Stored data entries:

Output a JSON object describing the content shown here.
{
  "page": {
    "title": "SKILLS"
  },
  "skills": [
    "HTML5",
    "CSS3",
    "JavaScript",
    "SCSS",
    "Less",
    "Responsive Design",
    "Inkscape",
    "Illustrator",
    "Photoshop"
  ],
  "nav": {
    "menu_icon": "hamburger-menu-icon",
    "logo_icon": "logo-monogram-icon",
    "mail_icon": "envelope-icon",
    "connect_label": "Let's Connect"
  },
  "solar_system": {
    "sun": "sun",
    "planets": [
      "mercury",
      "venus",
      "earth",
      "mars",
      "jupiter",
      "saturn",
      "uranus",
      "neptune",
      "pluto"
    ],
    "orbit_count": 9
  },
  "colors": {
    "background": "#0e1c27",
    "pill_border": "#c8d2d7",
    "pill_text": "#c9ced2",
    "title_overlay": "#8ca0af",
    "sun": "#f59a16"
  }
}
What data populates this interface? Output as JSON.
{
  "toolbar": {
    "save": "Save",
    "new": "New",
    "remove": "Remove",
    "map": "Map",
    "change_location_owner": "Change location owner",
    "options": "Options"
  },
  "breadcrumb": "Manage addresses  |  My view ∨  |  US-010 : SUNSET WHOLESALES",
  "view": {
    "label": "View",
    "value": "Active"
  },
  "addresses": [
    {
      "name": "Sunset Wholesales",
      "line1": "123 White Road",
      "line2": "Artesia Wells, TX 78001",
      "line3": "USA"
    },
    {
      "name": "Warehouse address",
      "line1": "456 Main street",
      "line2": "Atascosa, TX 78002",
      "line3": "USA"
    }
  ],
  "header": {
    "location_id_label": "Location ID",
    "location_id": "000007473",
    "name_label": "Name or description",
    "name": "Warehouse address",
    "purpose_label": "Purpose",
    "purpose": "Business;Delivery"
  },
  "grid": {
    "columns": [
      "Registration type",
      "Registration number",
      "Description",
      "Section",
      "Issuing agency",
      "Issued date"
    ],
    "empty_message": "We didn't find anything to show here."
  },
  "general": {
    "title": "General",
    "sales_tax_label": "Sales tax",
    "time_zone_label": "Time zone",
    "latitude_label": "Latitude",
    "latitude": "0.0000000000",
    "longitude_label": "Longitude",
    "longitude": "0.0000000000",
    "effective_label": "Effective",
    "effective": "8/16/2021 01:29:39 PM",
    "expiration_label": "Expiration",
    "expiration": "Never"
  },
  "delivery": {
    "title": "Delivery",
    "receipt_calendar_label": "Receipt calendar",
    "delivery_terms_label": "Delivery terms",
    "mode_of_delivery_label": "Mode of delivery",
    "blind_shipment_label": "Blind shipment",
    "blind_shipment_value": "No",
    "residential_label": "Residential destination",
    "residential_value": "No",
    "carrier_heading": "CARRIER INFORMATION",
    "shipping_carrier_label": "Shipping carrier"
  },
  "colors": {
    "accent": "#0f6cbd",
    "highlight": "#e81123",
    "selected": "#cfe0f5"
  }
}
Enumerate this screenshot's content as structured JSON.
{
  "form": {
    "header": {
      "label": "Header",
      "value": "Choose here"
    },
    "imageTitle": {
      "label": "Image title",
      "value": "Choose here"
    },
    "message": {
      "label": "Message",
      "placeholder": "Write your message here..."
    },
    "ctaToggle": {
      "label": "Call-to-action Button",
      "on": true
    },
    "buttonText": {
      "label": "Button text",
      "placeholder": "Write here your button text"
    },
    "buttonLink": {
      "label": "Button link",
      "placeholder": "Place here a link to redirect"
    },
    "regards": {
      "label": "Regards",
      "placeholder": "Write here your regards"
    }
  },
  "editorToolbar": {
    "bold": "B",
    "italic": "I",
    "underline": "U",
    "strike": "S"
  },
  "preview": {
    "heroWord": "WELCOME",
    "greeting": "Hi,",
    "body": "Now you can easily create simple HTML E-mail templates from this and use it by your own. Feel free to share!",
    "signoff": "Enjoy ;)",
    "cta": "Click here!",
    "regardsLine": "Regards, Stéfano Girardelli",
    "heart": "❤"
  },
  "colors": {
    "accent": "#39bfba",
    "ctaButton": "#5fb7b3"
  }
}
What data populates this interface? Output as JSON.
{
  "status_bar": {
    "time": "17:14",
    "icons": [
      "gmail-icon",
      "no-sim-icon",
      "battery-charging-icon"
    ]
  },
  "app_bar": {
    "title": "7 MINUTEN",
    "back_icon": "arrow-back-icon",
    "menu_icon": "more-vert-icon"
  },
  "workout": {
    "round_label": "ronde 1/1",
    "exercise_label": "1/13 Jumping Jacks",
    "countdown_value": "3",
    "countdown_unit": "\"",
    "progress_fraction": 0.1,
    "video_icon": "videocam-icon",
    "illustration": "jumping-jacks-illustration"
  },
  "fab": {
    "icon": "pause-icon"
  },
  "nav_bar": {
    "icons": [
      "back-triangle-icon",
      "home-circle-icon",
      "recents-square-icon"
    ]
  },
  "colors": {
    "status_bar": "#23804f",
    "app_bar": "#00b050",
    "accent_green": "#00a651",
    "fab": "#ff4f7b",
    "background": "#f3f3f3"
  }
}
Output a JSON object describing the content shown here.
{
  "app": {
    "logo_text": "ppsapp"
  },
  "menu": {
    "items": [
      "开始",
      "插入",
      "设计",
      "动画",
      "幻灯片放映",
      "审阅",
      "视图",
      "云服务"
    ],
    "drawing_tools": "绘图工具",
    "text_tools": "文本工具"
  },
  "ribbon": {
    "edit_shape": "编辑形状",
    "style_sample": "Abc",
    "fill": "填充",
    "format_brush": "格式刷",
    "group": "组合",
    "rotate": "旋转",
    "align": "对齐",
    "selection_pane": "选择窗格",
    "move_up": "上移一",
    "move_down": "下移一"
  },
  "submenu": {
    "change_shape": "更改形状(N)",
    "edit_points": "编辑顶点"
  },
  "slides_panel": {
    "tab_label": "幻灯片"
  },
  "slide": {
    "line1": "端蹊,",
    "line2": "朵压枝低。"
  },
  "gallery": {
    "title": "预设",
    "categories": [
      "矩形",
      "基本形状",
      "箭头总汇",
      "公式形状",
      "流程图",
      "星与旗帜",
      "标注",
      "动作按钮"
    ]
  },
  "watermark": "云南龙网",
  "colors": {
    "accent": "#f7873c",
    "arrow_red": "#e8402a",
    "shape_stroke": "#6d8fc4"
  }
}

» WRITTEN EXERCISE: Reproduce all of the entries word for word.

» FINISHED TASK:
Output a JSON object describing the content shown here.
{
  "page": {
    "title": "SKILLS"
  },
  "skills": [
    "HTML5",
    "CSS3",
    "JavaScript",
    "SCSS",
    "Less",
    "Responsive Design",
    "Inkscape",
    "Illustrator",
    "Photoshop"
  ],
  "nav": {
    "menu_icon": "hamburger-menu-icon",
    "logo_icon": "logo-monogram-icon",
    "mail_icon": "envelope-icon",
    "connect_label": "Let's Connect"
  },
  "solar_system": {
    "sun": "sun",
    "planets": [
      "mercury",
      "venus",
      "earth",
      "mars",
      "jupiter",
      "saturn",
      "uranus",
      "neptune",
      "pluto"
    ],
    "orbit_count": 9
  },
  "colors": {
    "background": "#0e1c27",
    "pill_border": "#c8d2d7",
    "pill_text": "#c9ced2",
    "title_overlay": "#8ca0af",
    "sun": "#f59a16"
  }
}
What data populates this interface? Output as JSON.
{
  "toolbar": {
    "save": "Save",
    "new": "New",
    "remove": "Remove",
    "map": "Map",
    "change_location_owner": "Change location owner",
    "options": "Options"
  },
  "breadcrumb": "Manage addresses  |  My view ∨  |  US-010 : SUNSET WHOLESALES",
  "view": {
    "label": "View",
    "value": "Active"
  },
  "addresses": [
    {
      "name": "Sunset Wholesales",
      "line1": "123 White Road",
      "line2": "Artesia Wells, TX 78001",
      "line3": "USA"
    },
    {
      "name": "Warehouse address",
      "line1": "456 Main street",
      "line2": "Atascosa, TX 78002",
      "line3": "USA"
    }
  ],
  "header": {
    "location_id_label": "Location ID",
    "location_id": "000007473",
    "name_label": "Name or description",
    "name": "Warehouse address",
    "purpose_label": "Purpose",
    "purpose": "Business;Delivery"
  },
  "grid": {
    "columns": [
      "Registration type",
      "Registration number",
      "Description",
      "Section",
      "Issuing agency",
      "Issued date"
    ],
    "empty_message": "We didn't find anything to show here."
  },
  "general": {
    "title": "General",
    "sales_tax_label": "Sales tax",
    "time_zone_label": "Time zone",
    "latitude_label": "Latitude",
    "latitude": "0.0000000000",
    "longitude_label": "Longitude",
    "longitude": "0.0000000000",
    "effective_label": "Effective",
    "effective": "8/16/2021 01:29:39 PM",
    "expiration_label": "Expiration",
    "expiration": "Never"
  },
  "delivery": {
    "title": "Delivery",
    "receipt_calendar_label": "Receipt calendar",
    "delivery_terms_label": "Delivery terms",
    "mode_of_delivery_label": "Mode of delivery",
    "blind_shipment_label": "Blind shipment",
    "blind_shipment_value": "No",
    "residential_label": "Residential destination",
    "residential_value": "No",
    "carrier_heading": "CARRIER INFORMATION",
    "shipping_carrier_label": "Shipping carrier"
  },
  "colors": {
    "accent": "#0f6cbd",
    "highlight": "#e81123",
    "selected": "#cfe0f5"
  }
}
Enumerate this screenshot's content as structured JSON.
{
  "form": {
    "header": {
      "label": "Header",
      "value": "Choose here"
    },
    "imageTitle": {
      "label": "Image title",
      "value": "Choose here"
    },
    "message": {
      "label": "Message",
      "placeholder": "Write your message here..."
    },
    "ctaToggle": {
      "label": "Call-to-action Button",
      "on": true
    },
    "buttonText": {
      "label": "Button text",
      "placeholder": "Write here your button text"
    },
    "buttonLink": {
      "label": "Button link",
      "placeholder": "Place here a link to redirect"
    },
    "regards": {
      "label": "Regards",
      "placeholder": "Write here your regards"
    }
  },
  "editorToolbar": {
    "bold": "B",
    "italic": "I",
    "underline": "U",
    "strike": "S"
  },
  "preview": {
    "heroWord": "WELCOME",
    "greeting": "Hi,",
    "body": "Now you can easily create simple HTML E-mail templates from this and use it by your own. Feel free to share!",
    "signoff": "Enjoy ;)",
    "cta": "Click here!",
    "regardsLine": "Regards, Stéfano Girardelli",
    "heart": "❤"
  },
  "colors": {
    "accent": "#39bfba",
    "ctaButton": "#5fb7b3"
  }
}
What data populates this interface? Output as JSON.
{
  "status_bar": {
    "time": "17:14",
    "icons": [
      "gmail-icon",
      "no-sim-icon",
      "battery-charging-icon"
    ]
  },
  "app_bar": {
    "title": "7 MINUTEN",
    "back_icon": "arrow-back-icon",
    "menu_icon": "more-vert-icon"
  },
  "workout": {
    "round_label": "ronde 1/1",
    "exercise_label": "1/13 Jumping Jacks",
    "countdown_value": "3",
    "countdown_unit": "\"",
    "progress_fraction": 0.1,
    "video_icon": "videocam-icon",
    "illustration": "jumping-jacks-illustration"
  },
  "fab": {
    "icon": "pause-icon"
  },
  "nav_bar": {
    "icons": [
      "back-triangle-icon",
      "home-circle-icon",
      "recents-square-icon"
    ]
  },
  "colors": {
    "status_bar": "#23804f",
    "app_bar": "#00b050",
    "accent_green": "#00a651",
    "fab": "#ff4f7b",
    "background": "#f3f3f3"
  }
}
Output a JSON object describing the content shown here.
{
  "app": {
    "logo_text": "ppsapp"
  },
  "menu": {
    "items": [
      "开始",
      "插入",
      "设计",
      "动画",
      "幻灯片放映",
      "审阅",
      "视图",
      "云服务"
    ],
    "drawing_tools": "绘图工具",
    "text_tools": "文本工具"
  },
  "ribbon": {
    "edit_shape": "编辑形状",
    "style_sample": "Abc",
    "fill": "填充",
    "format_brush": "格式刷",
    "group": "组合",
    "rotate": "旋转",
    "align": "对齐",
    "selection_pane": "选择窗格",
    "move_up": "上移一",
    "move_down": "下移一"
  },
  "submenu": {
    "change_shape": "更改形状(N)",
    "edit_points": "编辑顶点"
  },
  "slides_panel": {
    "tab_label": "幻灯片"
  },
  "slide": {
    "line1": "端蹊,",
    "line2": "朵压枝低。"
  },
  "gallery": {
    "title": "预设",
    "categories": [
      "矩形",
      "基本形状",
      "箭头总汇",
      "公式形状",
      "流程图",
      "星与旗帜",
      "标注",
      "动作按钮"
    ]
  },
  "watermark": "云南龙网",
  "colors": {
    "accent": "#f7873c",
    "arrow_red": "#e8402a",
    "shape_stroke": "#6d8fc4"
  }
}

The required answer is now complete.